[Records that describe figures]
+++
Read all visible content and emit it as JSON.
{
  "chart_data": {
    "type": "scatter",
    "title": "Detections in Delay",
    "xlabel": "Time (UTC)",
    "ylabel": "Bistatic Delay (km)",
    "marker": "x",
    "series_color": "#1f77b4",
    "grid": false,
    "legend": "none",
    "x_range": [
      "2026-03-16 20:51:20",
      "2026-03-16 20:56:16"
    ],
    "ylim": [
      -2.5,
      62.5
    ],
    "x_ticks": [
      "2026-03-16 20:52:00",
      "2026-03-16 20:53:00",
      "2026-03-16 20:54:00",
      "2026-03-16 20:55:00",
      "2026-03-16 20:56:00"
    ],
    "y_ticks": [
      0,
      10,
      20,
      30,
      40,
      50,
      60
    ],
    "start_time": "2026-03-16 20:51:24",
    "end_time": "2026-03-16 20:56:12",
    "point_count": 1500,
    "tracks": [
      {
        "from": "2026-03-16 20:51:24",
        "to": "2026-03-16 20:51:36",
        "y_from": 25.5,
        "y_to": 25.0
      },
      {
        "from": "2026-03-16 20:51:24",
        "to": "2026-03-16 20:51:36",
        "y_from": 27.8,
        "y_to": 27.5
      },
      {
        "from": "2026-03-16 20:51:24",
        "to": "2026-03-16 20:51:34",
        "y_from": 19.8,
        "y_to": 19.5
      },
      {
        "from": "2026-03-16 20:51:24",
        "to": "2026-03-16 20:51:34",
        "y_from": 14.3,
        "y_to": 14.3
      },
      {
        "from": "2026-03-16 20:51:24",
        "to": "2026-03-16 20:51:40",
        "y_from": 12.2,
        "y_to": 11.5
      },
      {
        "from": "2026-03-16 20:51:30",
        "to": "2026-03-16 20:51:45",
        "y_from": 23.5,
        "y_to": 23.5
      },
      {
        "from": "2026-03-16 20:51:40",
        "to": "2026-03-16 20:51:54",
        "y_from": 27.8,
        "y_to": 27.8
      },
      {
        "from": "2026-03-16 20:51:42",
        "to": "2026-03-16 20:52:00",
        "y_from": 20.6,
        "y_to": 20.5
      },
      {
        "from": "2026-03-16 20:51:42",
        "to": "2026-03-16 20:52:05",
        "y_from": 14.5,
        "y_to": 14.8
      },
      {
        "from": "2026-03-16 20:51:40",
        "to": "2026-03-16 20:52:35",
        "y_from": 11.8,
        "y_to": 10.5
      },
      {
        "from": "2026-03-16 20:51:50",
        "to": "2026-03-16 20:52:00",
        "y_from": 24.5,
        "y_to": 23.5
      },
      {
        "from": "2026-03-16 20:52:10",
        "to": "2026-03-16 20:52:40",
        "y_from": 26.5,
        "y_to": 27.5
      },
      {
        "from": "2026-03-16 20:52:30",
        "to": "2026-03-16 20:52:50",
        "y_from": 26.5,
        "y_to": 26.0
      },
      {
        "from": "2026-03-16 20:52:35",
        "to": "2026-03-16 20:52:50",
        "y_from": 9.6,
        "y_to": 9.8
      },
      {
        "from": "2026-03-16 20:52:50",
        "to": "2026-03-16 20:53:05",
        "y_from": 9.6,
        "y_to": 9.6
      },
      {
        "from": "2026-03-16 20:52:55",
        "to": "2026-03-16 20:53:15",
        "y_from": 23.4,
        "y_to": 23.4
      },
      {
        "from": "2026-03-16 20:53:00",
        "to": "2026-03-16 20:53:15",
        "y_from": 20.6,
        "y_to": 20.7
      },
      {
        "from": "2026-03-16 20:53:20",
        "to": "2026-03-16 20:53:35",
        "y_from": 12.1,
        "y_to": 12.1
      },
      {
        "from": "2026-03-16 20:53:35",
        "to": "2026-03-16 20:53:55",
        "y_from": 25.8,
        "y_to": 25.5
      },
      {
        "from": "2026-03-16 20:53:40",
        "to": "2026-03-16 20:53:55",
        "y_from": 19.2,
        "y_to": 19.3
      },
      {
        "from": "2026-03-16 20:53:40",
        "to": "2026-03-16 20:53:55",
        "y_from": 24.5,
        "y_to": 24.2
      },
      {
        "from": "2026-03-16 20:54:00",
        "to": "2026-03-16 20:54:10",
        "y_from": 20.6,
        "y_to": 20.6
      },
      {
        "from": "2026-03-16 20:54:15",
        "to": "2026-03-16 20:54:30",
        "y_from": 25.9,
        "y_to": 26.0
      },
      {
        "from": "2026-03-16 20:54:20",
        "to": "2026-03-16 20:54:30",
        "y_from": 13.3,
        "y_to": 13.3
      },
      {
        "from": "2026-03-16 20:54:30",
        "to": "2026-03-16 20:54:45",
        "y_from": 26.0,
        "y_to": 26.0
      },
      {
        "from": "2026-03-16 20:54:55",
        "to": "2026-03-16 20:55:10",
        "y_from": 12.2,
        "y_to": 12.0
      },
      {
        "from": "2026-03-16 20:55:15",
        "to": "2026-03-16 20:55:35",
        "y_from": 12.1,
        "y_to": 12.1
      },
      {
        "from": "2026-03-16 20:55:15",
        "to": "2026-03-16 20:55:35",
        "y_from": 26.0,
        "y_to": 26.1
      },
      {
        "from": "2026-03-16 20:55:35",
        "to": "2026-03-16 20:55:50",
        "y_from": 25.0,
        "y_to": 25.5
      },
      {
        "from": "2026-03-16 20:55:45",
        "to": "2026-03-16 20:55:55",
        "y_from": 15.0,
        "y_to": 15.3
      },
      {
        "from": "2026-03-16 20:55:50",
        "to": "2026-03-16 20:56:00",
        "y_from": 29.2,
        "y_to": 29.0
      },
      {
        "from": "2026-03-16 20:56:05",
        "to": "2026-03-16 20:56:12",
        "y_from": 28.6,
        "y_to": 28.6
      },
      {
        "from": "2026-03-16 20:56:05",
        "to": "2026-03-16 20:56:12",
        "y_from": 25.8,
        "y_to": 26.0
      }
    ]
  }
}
+++
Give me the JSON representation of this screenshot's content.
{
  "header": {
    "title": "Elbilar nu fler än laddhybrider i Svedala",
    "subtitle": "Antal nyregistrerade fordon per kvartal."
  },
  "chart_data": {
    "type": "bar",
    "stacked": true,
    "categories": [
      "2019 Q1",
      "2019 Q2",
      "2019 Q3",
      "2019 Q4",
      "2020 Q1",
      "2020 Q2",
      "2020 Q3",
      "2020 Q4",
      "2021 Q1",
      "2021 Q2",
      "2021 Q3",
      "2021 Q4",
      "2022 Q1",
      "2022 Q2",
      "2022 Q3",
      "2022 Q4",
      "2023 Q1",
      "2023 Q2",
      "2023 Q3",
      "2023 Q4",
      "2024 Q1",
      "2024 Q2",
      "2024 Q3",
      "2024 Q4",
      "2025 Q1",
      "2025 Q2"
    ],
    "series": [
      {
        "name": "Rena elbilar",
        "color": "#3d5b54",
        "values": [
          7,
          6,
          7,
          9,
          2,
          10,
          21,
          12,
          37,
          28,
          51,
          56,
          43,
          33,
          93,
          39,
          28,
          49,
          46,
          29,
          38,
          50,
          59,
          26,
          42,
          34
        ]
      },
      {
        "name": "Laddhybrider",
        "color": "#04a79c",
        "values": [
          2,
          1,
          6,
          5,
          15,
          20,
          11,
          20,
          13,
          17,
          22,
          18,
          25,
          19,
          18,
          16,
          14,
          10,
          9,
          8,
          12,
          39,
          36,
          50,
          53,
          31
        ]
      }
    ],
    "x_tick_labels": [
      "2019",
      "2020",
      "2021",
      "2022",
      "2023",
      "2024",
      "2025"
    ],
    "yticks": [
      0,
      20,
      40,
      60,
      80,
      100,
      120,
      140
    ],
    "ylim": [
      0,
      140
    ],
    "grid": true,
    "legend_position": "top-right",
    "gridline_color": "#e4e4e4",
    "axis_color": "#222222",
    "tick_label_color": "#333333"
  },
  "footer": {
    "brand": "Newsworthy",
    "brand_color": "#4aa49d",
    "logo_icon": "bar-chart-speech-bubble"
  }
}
+++
* Exercise
Give the number of lines in the entries that hold the word "Delay", and nothing else.

* Answer for the task
2